Goal of the exercise
Write out each line word for word. Drop pictures.

Data entries
↓
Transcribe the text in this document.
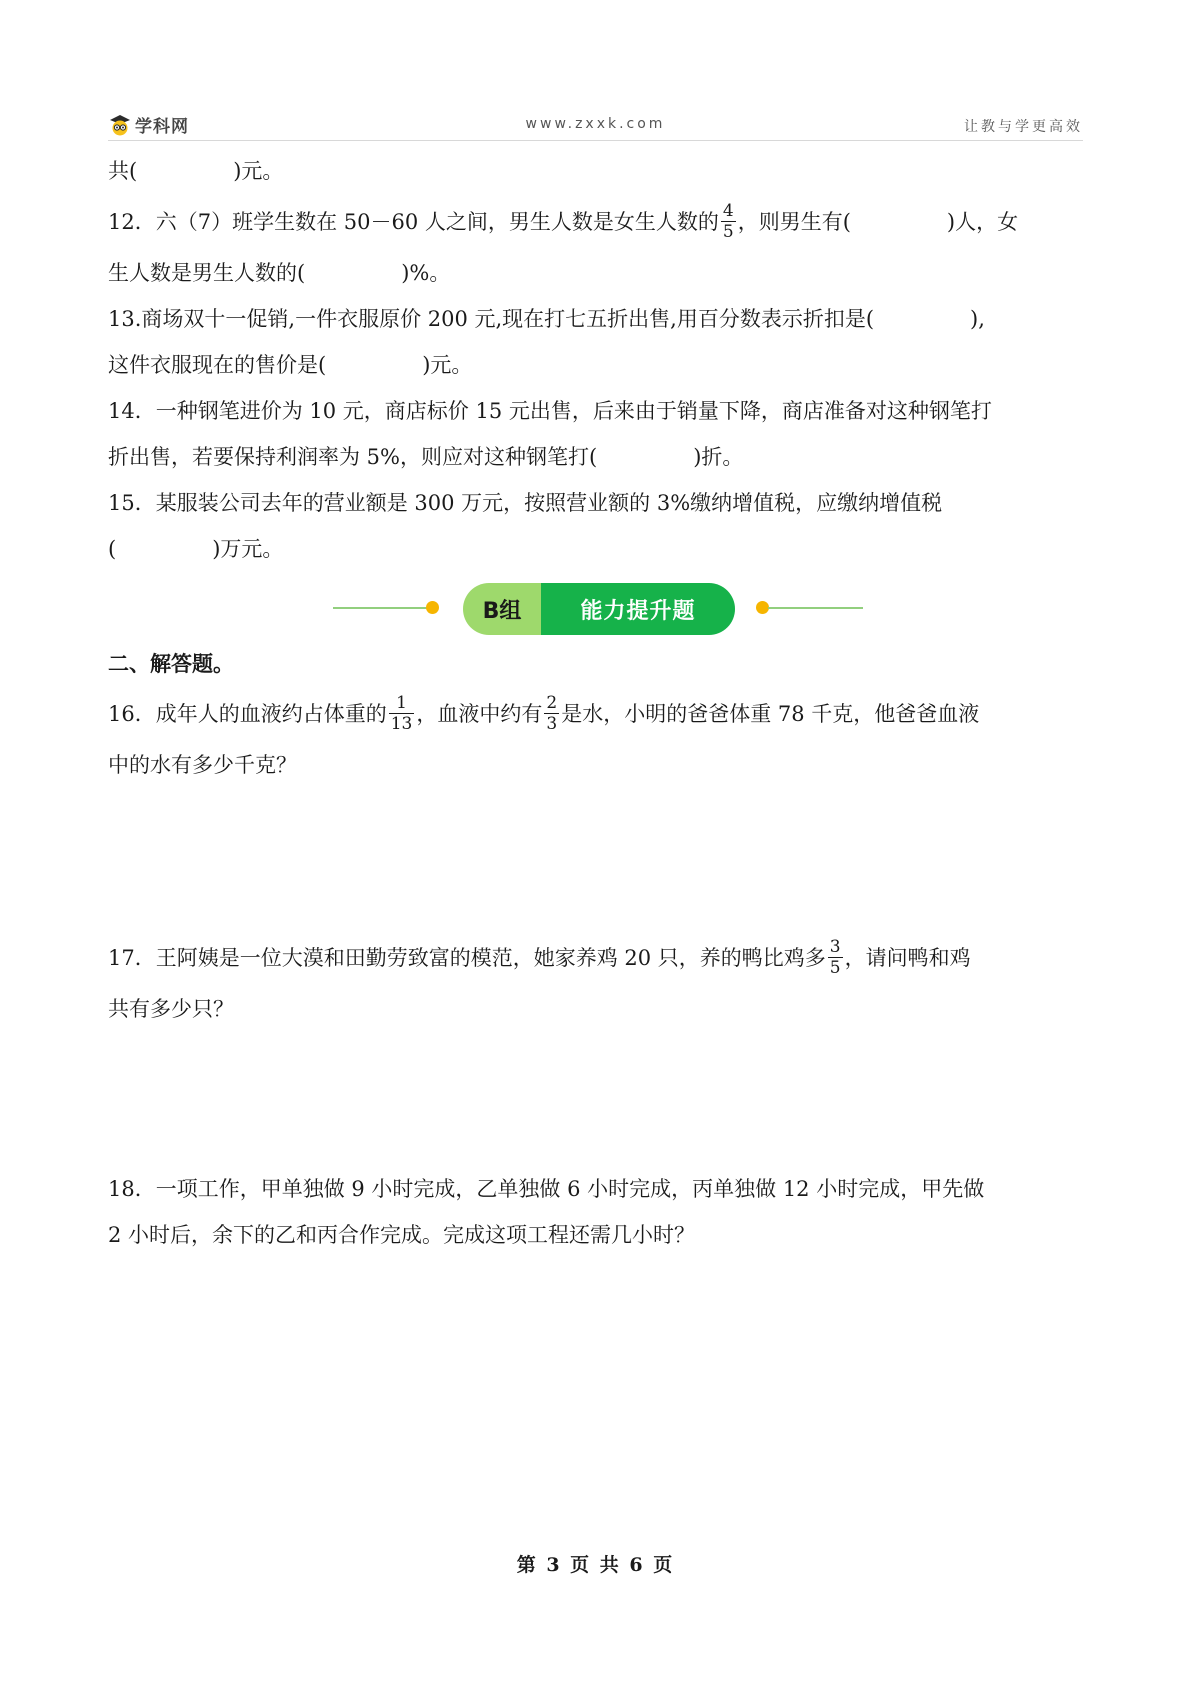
学科网	www.zxxk.com	让教与学更高效
共(	)元。
12．六（7）班学生数在 50－60 人之间，男生人数是女生人数的 $\frac{4}{5}$ ，则男生有(	)人，女
生人数是男生人数的(	)%。
13.商场双十一促销,一件衣服原价 200 元,现在打七五折出售,用百分数表示折扣是(	),
这件衣服现在的售价是(	)元。
14．一种钢笔进价为 10 元，商店标价 15 元出售，后来由于销量下降，商店准备对这种钢笔打
折出售，若要保持利润率为 5%，则应对这种钢笔打(	)折。
15．某服装公司去年的营业额是 300 万元，按照营业额的 3%缴纳增值税，应缴纳增值税
(	)万元。
B组	能力提升题
二、解答题。
16．成年人的血液约占体重的 $\frac{1}{13}$ ，血液中约有 $\frac{2}{3}$ 是水，小明的爸爸体重 78 千克，他爸爸血液
中的水有多少千克？
17．王阿姨是一位大漠和田勤劳致富的模范，她家养鸡 20 只，养的鸭比鸡多 $\frac{3}{5}$ ，请问鸭和鸡
共有多少只？
18．一项工作，甲单独做 9 小时完成，乙单独做 6 小时完成，丙单独做 12 小时完成，甲先做
2 小时后，余下的乙和丙合作完成。完成这项工程还需几小时？
第 3 页 共 6 页
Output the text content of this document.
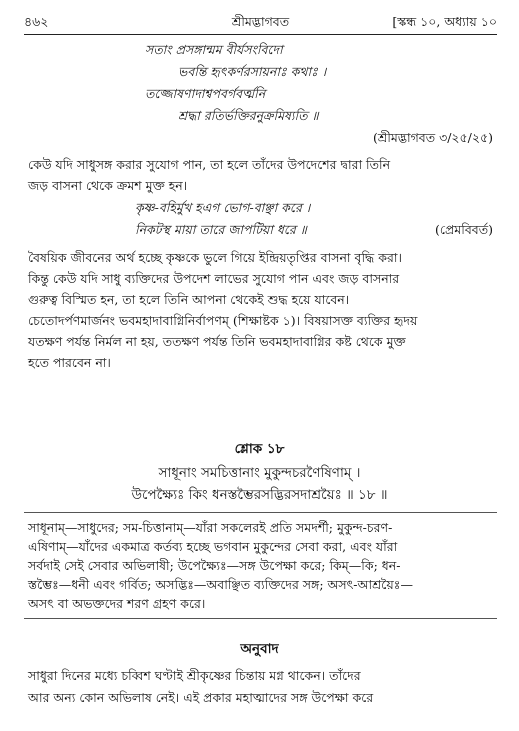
৪৬২	শ্রীমদ্ভাগবত	[স্কন্ধ ১০, অধ্যায় ১০
সতাং প্রসঙ্গান্মম বীর্যসংবিদো
ভবন্তি হৃৎকর্ণরসায়নাঃ কথাঃ ।
তজ্জোষণাদাশ্বপবর্গবর্ত্মনি
শ্রদ্ধা রতির্ভক্তিরনুক্রমিষ্যতি ॥
(শ্রীমদ্ভাগবত ৩/২৫/২৫)
কেউ যদি সাধুসঙ্গ করার সুযোগ পান, তা হলে তাঁদের উপদেশের দ্বারা তিনি
জড় বাসনা থেকে ক্রমশ মুক্ত হন।
কৃষ্ণ-বহির্মুখ হএগ ভোগ-বাঞ্ছা করে ।
নিকটস্থ মায়া তারে জাপটিয়া ধরে ॥	(প্রেমবিবর্ত)
বৈষয়িক জীবনের অর্থ হচ্ছে কৃষ্ণকে ভুলে গিয়ে ইন্দ্রিয়তৃপ্তির বাসনা বৃদ্ধি করা।
কিন্তু কেউ যদি সাধু ব্যক্তিদের উপদেশ লাভের সুযোগ পান এবং জড় বাসনার
গুরুত্ব বিস্মিত হন, তা হলে তিনি আপনা থেকেই শুদ্ধ হয়ে যাবেন।
চেতোদর্পণমার্জনং ভবমহাদাবাগ্নিনির্বাপণম্ (শিক্ষাষ্টক ১)। বিষয়াসক্ত ব্যক্তির হৃদয়
যতক্ষণ পর্যন্ত নির্মল না হয়, ততক্ষণ পর্যন্ত তিনি ভবমহাদাবাগ্নির কষ্ট থেকে মুক্ত
হতে পারবেন না।
শ্লোক ১৮
সাধূনাং সমচিত্তানাং মুকুন্দচরণৈষিণাম্ ।
উপেক্ষ্যৈঃ কিং ধনস্তম্ভৈরসদ্ভিরসদাশ্রয়ৈঃ ॥ ১৮ ॥
সাধূনাম্—সাধুদের; সম-চিত্তানাম্—যাঁরা সকলেরই প্রতি সমদর্শী; মুকুন্দ-চরণ-
এষিণাম্—যাঁদের একমাত্র কর্তব্য হচ্ছে ভগবান মুকুন্দের সেবা করা, এবং যাঁরা
সর্বদাই সেই সেবার অভিলাষী; উপেক্ষ্যৈঃ—সঙ্গ উপেক্ষা করে; কিম্—কি; ধন-
স্তম্ভৈঃ—ধনী এবং গর্বিত; অসদ্ভিঃ—অবাঞ্ছিত ব্যক্তিদের সঙ্গ; অসৎ-আশ্রয়ৈঃ—
অসৎ বা অভক্তদের শরণ গ্রহণ করে।
অনুবাদ
সাধুরা দিনের মধ্যে চব্বিশ ঘণ্টাই শ্রীকৃষ্ণের চিন্তায় মগ্ন থাকেন। তাঁদের
আর অন্য কোন অভিলাষ নেই। এই প্রকার মহাত্মাদের সঙ্গ উপেক্ষা করে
↑
Exercise result
Transcribe the text in this document.
学科网	www.zxxk.com	让教与学更高效
共(	)元。
12．六（7）班学生数在 50－60 人之间，男生人数是女生人数的 $\frac{4}{5}$ ，则男生有(	)人，女
生人数是男生人数的(	)%。
13.商场双十一促销,一件衣服原价 200 元,现在打七五折出售,用百分数表示折扣是(	),
这件衣服现在的售价是(	)元。
14．一种钢笔进价为 10 元，商店标价 15 元出售，后来由于销量下降，商店准备对这种钢笔打
折出售，若要保持利润率为 5%，则应对这种钢笔打(	)折。
15．某服装公司去年的营业额是 300 万元，按照营业额的 3%缴纳增值税，应缴纳增值税
(	)万元。
B组	能力提升题
二、解答题。
16．成年人的血液约占体重的 $\frac{1}{13}$ ，血液中约有 $\frac{2}{3}$ 是水，小明的爸爸体重 78 千克，他爸爸血液
中的水有多少千克？
17．王阿姨是一位大漠和田勤劳致富的模范，她家养鸡 20 只，养的鸭比鸡多 $\frac{3}{5}$ ，请问鸭和鸡
共有多少只？
18．一项工作，甲单独做 9 小时完成，乙单独做 6 小时完成，丙单独做 12 小时完成，甲先做
2 小时后，余下的乙和丙合作完成。完成这项工程还需几小时？
第 3 页 共 6 页
Output the text content of this document.
৪৬২	শ্রীমদ্ভাগবত	[স্কন্ধ ১০, অধ্যায় ১০
সতাং প্রসঙ্গান্মম বীর্যসংবিদো
ভবন্তি হৃৎকর্ণরসায়নাঃ কথাঃ ।
তজ্জোষণাদাশ্বপবর্গবর্ত্মনি
শ্রদ্ধা রতির্ভক্তিরনুক্রমিষ্যতি ॥
(শ্রীমদ্ভাগবত ৩/২৫/২৫)
কেউ যদি সাধুসঙ্গ করার সুযোগ পান, তা হলে তাঁদের উপদেশের দ্বারা তিনি
জড় বাসনা থেকে ক্রমশ মুক্ত হন।
কৃষ্ণ-বহির্মুখ হএগ ভোগ-বাঞ্ছা করে ।
নিকটস্থ মায়া তারে জাপটিয়া ধরে ॥	(প্রেমবিবর্ত)
বৈষয়িক জীবনের অর্থ হচ্ছে কৃষ্ণকে ভুলে গিয়ে ইন্দ্রিয়তৃপ্তির বাসনা বৃদ্ধি করা।
কিন্তু কেউ যদি সাধু ব্যক্তিদের উপদেশ লাভের সুযোগ পান এবং জড় বাসনার
গুরুত্ব বিস্মিত হন, তা হলে তিনি আপনা থেকেই শুদ্ধ হয়ে যাবেন।
চেতোদর্পণমার্জনং ভবমহাদাবাগ্নিনির্বাপণম্ (শিক্ষাষ্টক ১)। বিষয়াসক্ত ব্যক্তির হৃদয়
যতক্ষণ পর্যন্ত নির্মল না হয়, ততক্ষণ পর্যন্ত তিনি ভবমহাদাবাগ্নির কষ্ট থেকে মুক্ত
হতে পারবেন না।
শ্লোক ১৮
সাধূনাং সমচিত্তানাং মুকুন্দচরণৈষিণাম্ ।
উপেক্ষ্যৈঃ কিং ধনস্তম্ভৈরসদ্ভিরসদাশ্রয়ৈঃ ॥ ১৮ ॥
সাধূনাম্—সাধুদের; সম-চিত্তানাম্—যাঁরা সকলেরই প্রতি সমদর্শী; মুকুন্দ-চরণ-
এষিণাম্—যাঁদের একমাত্র কর্তব্য হচ্ছে ভগবান মুকুন্দের সেবা করা, এবং যাঁরা
সর্বদাই সেই সেবার অভিলাষী; উপেক্ষ্যৈঃ—সঙ্গ উপেক্ষা করে; কিম্—কি; ধন-
স্তম্ভৈঃ—ধনী এবং গর্বিত; অসদ্ভিঃ—অবাঞ্ছিত ব্যক্তিদের সঙ্গ; অসৎ-আশ্রয়ৈঃ—
অসৎ বা অভক্তদের শরণ গ্রহণ করে।
অনুবাদ
সাধুরা দিনের মধ্যে চব্বিশ ঘণ্টাই শ্রীকৃষ্ণের চিন্তায় মগ্ন থাকেন। তাঁদের
আর অন্য কোন অভিলাষ নেই। এই প্রকার মহাত্মাদের সঙ্গ উপেক্ষা করে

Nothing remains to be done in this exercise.